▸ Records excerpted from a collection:
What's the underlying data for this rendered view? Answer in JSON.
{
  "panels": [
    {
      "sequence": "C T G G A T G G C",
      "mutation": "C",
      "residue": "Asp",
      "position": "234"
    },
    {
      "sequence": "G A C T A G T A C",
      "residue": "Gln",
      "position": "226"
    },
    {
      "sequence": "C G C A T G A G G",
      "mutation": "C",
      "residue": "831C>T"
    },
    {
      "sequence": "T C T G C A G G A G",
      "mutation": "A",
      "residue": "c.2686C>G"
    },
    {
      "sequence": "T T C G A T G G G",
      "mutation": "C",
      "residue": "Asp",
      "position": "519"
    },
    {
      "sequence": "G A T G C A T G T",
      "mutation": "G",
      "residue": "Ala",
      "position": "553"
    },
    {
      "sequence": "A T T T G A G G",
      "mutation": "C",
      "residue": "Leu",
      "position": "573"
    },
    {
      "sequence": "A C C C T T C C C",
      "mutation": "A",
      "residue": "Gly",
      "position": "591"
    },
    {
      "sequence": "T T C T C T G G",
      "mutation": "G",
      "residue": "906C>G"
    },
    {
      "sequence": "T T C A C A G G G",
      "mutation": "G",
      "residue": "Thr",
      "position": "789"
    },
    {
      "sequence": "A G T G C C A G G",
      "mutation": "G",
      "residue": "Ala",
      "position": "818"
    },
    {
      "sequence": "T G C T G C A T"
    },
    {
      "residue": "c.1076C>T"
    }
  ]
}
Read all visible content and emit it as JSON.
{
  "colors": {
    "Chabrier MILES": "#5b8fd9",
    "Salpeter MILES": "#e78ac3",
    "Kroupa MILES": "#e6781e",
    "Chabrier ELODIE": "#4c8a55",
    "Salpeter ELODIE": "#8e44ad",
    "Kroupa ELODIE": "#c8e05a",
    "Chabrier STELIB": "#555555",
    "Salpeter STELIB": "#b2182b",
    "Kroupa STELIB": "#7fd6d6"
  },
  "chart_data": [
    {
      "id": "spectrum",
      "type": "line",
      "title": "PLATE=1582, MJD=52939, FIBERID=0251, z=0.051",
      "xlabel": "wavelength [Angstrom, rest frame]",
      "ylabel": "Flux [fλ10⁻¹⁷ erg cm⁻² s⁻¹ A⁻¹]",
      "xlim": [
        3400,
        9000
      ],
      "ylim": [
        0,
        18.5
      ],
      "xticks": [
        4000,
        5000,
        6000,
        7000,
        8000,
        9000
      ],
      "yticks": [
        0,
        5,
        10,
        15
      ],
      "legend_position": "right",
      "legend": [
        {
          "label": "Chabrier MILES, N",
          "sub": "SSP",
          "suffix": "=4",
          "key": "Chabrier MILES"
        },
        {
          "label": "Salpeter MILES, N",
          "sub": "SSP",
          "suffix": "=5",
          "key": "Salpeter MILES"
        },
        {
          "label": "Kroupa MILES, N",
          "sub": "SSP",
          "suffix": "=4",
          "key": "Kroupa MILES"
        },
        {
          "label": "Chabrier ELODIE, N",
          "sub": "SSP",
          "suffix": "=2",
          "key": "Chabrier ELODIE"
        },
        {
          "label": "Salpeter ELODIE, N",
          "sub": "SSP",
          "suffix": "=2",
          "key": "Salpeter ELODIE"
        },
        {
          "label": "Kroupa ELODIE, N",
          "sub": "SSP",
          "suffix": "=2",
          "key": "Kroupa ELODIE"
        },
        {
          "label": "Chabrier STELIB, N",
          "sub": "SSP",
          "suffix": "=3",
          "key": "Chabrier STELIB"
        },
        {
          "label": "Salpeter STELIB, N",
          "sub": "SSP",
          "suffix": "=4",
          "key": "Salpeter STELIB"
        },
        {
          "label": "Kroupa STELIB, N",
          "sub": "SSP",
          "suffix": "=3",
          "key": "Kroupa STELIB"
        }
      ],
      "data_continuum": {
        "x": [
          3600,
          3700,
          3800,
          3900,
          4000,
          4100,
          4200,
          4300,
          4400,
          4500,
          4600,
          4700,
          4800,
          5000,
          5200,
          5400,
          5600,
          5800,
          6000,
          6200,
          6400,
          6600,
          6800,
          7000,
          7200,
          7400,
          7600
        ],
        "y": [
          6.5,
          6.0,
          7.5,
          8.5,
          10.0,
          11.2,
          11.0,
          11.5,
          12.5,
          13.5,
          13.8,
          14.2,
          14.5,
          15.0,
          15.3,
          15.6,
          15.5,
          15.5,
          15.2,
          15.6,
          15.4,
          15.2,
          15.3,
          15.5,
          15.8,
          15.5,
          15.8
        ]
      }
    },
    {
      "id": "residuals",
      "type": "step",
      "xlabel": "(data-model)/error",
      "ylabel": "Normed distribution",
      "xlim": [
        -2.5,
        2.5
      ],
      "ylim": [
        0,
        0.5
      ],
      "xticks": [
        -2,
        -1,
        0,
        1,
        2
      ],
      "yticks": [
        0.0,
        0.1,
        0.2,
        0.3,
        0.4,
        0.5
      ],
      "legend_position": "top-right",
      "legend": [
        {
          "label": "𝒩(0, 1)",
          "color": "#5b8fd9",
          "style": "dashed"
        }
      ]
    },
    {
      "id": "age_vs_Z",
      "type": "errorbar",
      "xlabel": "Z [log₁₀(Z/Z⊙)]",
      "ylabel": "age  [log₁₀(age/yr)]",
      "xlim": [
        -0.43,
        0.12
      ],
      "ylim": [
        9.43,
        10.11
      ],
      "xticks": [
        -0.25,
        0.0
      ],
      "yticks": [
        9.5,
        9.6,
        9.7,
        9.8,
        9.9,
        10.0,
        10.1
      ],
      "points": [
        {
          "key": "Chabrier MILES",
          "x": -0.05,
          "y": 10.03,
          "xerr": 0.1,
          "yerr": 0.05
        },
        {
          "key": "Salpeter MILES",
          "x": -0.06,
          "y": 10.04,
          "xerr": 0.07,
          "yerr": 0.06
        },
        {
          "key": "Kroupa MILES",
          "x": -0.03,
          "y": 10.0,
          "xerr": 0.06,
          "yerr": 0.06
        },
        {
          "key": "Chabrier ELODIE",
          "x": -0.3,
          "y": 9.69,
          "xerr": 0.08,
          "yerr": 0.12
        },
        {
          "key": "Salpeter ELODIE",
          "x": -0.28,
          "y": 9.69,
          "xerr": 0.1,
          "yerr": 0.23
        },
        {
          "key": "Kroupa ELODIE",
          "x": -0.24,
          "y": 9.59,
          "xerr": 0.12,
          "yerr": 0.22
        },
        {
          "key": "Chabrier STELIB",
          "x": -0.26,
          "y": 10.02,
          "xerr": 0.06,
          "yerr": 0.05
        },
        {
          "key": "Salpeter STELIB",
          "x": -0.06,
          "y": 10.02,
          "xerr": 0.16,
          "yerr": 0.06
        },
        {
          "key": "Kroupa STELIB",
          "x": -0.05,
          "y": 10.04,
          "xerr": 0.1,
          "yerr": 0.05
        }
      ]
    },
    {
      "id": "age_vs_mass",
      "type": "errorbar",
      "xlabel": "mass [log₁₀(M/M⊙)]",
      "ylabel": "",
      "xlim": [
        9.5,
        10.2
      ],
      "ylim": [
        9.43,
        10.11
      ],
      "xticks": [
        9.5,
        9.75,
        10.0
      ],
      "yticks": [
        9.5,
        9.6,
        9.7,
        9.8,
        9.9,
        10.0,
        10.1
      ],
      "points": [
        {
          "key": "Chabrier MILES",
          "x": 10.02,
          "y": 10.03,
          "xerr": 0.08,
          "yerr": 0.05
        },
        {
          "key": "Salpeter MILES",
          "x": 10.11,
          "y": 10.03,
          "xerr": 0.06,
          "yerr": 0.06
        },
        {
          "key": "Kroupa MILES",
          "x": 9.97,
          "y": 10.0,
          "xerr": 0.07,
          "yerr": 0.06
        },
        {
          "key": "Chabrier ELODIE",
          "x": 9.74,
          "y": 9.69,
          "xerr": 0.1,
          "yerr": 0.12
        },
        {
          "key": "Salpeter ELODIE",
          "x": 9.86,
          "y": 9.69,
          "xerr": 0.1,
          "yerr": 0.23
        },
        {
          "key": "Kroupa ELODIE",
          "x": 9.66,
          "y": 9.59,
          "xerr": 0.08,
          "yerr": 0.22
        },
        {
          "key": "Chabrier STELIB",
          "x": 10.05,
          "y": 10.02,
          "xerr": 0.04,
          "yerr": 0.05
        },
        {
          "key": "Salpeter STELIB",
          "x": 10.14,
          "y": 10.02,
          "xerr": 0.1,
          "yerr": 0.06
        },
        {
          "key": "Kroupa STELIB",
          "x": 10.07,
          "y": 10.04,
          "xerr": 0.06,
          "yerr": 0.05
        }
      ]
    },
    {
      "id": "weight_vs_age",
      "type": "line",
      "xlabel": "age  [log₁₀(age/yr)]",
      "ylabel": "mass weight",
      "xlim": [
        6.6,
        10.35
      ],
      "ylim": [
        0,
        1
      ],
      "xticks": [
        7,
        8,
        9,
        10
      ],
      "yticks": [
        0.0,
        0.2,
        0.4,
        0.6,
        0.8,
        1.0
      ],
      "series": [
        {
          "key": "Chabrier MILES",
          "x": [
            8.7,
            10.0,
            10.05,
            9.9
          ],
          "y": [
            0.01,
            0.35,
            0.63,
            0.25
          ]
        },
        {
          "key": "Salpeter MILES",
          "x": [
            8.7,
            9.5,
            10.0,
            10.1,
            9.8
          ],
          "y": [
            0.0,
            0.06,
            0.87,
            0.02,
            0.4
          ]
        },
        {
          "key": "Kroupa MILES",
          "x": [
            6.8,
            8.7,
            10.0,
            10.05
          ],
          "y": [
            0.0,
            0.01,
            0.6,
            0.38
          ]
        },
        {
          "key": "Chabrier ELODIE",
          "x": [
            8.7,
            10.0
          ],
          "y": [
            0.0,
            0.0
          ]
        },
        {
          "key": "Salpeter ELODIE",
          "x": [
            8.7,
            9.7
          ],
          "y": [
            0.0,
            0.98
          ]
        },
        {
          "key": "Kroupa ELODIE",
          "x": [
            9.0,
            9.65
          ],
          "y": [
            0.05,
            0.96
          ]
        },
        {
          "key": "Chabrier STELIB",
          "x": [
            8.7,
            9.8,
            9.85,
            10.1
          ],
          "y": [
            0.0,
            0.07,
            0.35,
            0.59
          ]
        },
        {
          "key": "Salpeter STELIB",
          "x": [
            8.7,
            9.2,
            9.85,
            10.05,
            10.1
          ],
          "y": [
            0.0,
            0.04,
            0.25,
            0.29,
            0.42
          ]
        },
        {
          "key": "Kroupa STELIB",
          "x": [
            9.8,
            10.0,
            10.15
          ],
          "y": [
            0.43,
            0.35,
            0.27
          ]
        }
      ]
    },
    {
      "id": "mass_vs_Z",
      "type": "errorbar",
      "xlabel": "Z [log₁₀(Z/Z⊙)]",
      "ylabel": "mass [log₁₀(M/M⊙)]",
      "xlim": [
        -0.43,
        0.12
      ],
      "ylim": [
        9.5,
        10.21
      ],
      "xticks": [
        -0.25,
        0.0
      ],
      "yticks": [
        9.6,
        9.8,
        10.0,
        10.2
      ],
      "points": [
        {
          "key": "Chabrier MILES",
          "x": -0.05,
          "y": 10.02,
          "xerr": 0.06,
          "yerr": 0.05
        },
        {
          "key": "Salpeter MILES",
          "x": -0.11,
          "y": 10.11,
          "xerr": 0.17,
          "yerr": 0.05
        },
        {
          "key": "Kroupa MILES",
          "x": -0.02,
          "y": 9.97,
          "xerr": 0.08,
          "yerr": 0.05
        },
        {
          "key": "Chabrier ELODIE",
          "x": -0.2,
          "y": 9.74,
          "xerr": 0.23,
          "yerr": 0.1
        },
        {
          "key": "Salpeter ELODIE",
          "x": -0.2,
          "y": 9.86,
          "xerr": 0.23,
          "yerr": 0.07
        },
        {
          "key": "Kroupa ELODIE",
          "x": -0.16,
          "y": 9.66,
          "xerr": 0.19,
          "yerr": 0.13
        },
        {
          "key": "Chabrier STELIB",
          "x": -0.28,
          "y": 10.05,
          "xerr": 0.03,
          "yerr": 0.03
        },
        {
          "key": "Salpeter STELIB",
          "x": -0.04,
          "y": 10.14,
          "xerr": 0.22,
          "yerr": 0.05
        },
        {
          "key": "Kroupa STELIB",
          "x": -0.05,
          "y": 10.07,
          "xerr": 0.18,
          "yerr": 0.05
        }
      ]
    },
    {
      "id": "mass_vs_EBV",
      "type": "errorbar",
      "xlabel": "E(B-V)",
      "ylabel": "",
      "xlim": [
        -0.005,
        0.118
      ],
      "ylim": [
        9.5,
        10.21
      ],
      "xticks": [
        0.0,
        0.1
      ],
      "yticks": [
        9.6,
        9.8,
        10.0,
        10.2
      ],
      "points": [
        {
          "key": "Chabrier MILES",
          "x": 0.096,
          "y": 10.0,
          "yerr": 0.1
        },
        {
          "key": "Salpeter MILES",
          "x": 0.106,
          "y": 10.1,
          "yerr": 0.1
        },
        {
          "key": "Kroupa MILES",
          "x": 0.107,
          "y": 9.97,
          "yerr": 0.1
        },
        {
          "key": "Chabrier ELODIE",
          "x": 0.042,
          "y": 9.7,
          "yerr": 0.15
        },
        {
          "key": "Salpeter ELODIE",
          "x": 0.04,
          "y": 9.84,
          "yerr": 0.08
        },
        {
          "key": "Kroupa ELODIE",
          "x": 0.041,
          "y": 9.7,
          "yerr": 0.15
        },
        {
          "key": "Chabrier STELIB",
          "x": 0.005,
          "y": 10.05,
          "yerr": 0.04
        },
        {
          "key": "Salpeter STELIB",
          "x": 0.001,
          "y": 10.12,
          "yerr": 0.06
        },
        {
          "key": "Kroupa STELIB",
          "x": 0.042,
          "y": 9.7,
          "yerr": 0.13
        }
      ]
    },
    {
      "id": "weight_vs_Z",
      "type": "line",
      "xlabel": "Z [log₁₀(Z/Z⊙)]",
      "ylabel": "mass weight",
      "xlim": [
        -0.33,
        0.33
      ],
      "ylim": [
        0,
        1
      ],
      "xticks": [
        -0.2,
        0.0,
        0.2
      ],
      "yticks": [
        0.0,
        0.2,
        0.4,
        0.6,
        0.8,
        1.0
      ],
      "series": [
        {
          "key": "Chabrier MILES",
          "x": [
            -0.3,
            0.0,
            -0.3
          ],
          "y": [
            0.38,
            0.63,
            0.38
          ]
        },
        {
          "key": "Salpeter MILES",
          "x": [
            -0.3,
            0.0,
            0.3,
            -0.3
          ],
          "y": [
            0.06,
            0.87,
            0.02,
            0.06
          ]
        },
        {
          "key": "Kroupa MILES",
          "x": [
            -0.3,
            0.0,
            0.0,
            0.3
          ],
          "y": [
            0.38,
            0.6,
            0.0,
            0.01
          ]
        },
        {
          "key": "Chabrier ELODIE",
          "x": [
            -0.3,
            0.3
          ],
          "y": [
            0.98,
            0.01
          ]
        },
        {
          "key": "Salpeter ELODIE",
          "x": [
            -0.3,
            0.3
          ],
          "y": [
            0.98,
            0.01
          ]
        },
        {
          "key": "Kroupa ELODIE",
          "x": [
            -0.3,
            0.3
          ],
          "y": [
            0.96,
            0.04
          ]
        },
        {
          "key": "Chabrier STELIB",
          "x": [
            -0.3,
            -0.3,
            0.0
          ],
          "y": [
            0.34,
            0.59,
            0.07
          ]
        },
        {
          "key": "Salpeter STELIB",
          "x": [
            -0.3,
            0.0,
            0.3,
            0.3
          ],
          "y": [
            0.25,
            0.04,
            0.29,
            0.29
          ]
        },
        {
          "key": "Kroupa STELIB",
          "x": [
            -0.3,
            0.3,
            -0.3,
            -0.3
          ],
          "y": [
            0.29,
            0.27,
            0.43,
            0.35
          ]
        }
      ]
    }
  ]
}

▸ EXERCISE TASK:
Pull out each line of the listing that holds the string "log₁₀".

▸ RESPONSE TO THE TASK:
      "xlabel": "Z [log₁₀(Z/Z⊙)]",
      "ylabel": "age  [log₁₀(age/yr)]",
      "xlabel": "mass [log₁₀(M/M⊙)]",
      "xlabel": "age  [log₁₀(age/yr)]",
      "xlabel": "Z [log₁₀(Z/Z⊙)]",
      "ylabel": "mass [log₁₀(M/M⊙)]",
      "xlabel": "Z [log₁₀(Z/Z⊙)]",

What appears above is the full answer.